Data entries
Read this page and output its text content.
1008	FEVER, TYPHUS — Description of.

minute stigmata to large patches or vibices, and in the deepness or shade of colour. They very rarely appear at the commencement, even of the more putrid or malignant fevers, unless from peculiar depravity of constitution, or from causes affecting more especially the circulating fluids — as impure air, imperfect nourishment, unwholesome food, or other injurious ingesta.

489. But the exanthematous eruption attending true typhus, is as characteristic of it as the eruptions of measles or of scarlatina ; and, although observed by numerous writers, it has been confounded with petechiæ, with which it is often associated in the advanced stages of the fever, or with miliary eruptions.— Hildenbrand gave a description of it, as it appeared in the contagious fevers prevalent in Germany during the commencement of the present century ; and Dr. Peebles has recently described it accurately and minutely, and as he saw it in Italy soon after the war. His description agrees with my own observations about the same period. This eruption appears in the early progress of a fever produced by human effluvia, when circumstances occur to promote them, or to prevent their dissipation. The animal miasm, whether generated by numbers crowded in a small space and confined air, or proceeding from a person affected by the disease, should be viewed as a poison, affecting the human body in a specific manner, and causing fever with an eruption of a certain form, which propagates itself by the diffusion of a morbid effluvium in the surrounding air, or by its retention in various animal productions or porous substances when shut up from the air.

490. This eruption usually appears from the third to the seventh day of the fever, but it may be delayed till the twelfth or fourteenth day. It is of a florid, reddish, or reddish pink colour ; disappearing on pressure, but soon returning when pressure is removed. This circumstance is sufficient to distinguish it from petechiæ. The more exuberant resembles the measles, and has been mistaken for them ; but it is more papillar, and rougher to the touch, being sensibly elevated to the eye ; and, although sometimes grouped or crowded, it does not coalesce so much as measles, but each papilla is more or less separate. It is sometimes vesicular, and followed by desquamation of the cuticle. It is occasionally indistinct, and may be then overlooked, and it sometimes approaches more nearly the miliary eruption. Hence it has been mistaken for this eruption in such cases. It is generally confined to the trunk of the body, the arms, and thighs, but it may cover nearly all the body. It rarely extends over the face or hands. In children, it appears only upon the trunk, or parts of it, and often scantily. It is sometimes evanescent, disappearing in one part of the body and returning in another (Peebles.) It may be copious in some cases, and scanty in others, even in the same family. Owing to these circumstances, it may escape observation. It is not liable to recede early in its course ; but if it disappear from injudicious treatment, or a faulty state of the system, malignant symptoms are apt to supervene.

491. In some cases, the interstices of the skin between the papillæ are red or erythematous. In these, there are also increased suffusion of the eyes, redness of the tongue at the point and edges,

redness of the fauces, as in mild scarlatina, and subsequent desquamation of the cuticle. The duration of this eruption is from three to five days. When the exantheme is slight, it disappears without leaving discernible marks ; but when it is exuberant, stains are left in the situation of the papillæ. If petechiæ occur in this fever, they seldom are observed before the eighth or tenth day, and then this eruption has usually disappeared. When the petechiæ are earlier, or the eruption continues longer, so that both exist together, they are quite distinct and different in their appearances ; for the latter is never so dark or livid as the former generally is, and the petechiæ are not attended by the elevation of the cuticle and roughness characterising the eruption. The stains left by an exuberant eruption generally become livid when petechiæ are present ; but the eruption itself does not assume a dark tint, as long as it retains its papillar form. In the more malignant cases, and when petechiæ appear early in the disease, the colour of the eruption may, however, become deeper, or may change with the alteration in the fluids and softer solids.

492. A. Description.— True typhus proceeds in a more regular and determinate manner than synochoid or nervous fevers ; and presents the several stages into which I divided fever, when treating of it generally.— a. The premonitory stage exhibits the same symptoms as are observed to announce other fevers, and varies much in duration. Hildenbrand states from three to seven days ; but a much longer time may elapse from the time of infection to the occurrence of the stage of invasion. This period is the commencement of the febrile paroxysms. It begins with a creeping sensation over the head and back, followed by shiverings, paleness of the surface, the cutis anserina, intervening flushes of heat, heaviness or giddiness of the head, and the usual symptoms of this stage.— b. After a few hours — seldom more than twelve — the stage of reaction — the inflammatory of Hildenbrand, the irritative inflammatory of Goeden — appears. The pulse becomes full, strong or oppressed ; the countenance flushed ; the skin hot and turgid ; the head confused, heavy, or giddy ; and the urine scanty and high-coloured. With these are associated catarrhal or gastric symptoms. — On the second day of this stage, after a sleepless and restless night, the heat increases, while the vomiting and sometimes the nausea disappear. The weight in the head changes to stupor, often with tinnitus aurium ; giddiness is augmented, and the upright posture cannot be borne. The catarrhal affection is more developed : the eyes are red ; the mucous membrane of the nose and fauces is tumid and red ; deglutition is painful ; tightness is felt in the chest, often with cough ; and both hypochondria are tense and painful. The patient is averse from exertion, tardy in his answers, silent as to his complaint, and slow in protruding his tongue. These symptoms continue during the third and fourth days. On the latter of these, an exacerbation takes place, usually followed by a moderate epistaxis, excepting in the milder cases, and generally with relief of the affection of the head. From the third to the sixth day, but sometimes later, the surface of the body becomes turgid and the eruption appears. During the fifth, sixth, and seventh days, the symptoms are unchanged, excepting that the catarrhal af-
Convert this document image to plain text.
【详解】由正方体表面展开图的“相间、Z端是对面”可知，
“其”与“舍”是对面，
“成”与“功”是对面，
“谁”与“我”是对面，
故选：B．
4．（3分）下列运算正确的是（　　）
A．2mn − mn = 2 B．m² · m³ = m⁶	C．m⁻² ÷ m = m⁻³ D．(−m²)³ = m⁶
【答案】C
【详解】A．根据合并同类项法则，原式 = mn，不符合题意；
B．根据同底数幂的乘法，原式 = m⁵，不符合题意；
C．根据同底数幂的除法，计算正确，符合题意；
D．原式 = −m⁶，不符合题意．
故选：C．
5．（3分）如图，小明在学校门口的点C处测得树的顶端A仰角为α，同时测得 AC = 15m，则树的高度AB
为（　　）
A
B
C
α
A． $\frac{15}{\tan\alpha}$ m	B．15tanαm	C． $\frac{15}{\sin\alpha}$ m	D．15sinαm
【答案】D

STATED TASK
Set out exactly the run of lines that begins at the line holding "Convert this document image to plain text." and ends at the last line of the data.

RESULT OF THE TASK
Convert this document image to plain text.
【详解】由正方体表面展开图的“相间、Z端是对面”可知，
“其”与“舍”是对面，
“成”与“功”是对面，
“谁”与“我”是对面，
故选：B．
4．（3分）下列运算正确的是（　　）
A．2mn − mn = 2 B．m² · m³ = m⁶	C．m⁻² ÷ m = m⁻³ D．(−m²)³ = m⁶
【答案】C
【详解】A．根据合并同类项法则，原式 = mn，不符合题意；
B．根据同底数幂的乘法，原式 = m⁵，不符合题意；
C．根据同底数幂的除法，计算正确，符合题意；
D．原式 = −m⁶，不符合题意．
故选：C．
5．（3分）如图，小明在学校门口的点C处测得树的顶端A仰角为α，同时测得 AC = 15m，则树的高度AB
为（　　）
A
B
C
α
A． $\frac{15}{\tan\alpha}$ m	B．15tanαm	C． $\frac{15}{\sin\alpha}$ m	D．15sinαm
【答案】D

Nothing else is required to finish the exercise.